A run of records:
..........

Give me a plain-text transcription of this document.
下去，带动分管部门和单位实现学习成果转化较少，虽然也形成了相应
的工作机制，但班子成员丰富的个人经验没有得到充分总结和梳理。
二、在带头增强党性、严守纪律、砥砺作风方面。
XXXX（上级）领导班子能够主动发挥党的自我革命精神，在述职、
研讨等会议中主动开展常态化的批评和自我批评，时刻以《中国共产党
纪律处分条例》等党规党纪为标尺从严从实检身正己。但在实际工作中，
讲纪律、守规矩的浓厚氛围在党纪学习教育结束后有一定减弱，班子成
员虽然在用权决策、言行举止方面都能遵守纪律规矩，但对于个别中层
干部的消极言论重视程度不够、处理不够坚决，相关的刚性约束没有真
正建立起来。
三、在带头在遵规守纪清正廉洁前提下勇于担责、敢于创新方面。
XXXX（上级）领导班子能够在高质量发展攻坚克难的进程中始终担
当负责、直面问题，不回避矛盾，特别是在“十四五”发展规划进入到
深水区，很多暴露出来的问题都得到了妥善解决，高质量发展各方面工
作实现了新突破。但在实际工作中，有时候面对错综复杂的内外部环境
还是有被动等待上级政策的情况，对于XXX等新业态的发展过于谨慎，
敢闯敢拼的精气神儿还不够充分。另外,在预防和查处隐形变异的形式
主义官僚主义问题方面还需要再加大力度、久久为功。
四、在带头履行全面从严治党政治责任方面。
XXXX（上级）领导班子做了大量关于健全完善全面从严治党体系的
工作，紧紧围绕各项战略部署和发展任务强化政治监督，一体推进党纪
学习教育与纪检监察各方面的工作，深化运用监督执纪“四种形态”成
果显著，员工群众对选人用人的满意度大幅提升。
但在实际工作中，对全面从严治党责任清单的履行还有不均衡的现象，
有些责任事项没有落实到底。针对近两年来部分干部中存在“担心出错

..........

→ **WORK INSTRUCTIONS**
Copy out every line from the data above that has "但在实际工作中" in it.

→ **CORRECT OUTPUT**
纪律处分条例》等党规党纪为标尺从严从实检身正己。但在实际工作中，
作实现了新突破。但在实际工作中，有时候面对错综复杂的内外部环境
但在实际工作中，对全面从严治党责任清单的履行还有不均衡的现象，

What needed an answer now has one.